Enumera todos los nombres propios de lugares geográficos que aparecen en el texto sobre la mafia que está más abajo.

▶ **Fragmento del documento**
--------------------------------------------------

Si bien los mafiosos existían ya desde hacía tiempo en Sicilia, es sólo después de la Unidad de Italia (1861) que se alcanzó la dimensión de mafia. Las nuevas instituciones del gobierno local contribuyeron a este proceso, dando a los mafiosos los medios políticos con los cuales influenciaron la vida de la comunidad.

Historia de las organizaciones criminales italianas

La Unidad de Italia significaba el fin de las estructuras feudales del sur italiano, especialmente en Sicilia. El nuevo gobierno del norte piamontés pretendía integrar la economía del sur, sin tener en cuenta las particularidades sociales de la zona, por las cuales nunca logró relacionarse positivamente. Como consecuencia de estas intenciones, los grandes latifundistas del sur, que habían tenido hasta ese momento el poder, necesitaban de personas que garantizasen un control efectivo de la propiedad. Este rol, que en otros países y en otras zonas de Italia lo cumplía la clase burguesa emprendedora, ayudada por Estados liberales, es asumido por personajes llamados gabellotti. Es claro, que desde el inicio, la mafia se delinea como una organización que asume roles públicos (competencia del Estado) y establece estrecha relación con el poder político.

La mafia siciliana o “Cosa Nostra”

Según la Comisión parlamentaria italiana Mafia y Política, Cosa Nostra es una organización criminal con reglas precisas de comportamiento y órganos formales de dirección. Tiene una estructura organizativa de tipo vertical, con comisiones provinciales y una comisión regional. La comisión provincial de Palermo, capital de Sicilia, es la más fuerte.

--------------------------------------------------

Registros de origen:
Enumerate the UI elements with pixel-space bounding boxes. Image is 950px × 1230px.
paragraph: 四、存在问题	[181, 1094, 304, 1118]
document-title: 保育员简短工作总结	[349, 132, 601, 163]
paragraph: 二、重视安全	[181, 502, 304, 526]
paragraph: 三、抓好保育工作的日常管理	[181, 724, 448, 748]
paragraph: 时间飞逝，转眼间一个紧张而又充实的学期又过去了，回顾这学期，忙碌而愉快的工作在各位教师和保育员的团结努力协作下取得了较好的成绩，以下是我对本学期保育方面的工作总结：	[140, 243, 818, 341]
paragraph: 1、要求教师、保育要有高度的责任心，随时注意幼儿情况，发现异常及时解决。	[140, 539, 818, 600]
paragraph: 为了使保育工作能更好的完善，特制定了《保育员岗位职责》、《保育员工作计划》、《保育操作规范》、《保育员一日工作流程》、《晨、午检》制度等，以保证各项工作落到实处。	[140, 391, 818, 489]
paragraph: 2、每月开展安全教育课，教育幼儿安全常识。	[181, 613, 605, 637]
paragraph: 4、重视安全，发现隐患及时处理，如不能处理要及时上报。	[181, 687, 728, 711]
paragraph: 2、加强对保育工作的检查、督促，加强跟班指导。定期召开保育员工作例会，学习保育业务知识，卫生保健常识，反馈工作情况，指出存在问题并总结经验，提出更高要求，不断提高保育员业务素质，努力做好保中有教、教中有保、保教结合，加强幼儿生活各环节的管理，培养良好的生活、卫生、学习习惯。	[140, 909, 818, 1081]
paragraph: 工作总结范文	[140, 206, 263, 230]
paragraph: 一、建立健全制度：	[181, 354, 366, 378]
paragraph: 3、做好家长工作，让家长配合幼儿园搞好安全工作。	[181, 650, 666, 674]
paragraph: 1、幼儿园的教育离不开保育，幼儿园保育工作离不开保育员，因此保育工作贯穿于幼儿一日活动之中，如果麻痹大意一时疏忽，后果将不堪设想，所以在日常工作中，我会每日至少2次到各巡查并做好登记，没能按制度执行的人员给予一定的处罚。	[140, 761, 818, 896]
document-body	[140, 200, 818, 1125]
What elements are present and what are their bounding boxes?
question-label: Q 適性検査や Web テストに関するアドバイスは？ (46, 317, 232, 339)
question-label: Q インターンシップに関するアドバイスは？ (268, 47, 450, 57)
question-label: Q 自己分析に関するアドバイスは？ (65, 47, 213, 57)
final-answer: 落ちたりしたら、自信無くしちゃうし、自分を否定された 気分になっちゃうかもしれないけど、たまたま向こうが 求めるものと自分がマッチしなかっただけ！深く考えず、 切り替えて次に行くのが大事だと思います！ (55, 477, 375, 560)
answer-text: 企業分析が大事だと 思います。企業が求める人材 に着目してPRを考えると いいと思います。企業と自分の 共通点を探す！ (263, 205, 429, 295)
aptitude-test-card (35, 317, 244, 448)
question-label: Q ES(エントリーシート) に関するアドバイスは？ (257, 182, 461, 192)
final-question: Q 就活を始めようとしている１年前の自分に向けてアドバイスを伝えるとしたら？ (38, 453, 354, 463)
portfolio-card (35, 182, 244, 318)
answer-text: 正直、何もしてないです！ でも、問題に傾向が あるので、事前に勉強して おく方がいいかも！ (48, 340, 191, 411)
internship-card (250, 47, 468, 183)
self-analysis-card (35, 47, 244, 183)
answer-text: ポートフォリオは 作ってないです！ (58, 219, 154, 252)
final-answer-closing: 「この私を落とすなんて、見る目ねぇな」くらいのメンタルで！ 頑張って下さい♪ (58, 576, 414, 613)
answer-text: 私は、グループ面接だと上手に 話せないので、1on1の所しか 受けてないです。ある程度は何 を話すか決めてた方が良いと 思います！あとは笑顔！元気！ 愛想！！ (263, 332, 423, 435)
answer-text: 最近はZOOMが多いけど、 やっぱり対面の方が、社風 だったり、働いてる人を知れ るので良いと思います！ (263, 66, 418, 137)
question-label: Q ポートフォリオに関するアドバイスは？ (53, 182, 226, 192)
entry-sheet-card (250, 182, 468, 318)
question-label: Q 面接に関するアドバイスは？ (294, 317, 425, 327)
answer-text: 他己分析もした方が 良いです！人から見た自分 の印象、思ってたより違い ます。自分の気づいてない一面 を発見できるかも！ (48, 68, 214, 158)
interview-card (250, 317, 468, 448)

--------------------------------------------------

▶ **Solución**
Sicilia, Italia y Palermo.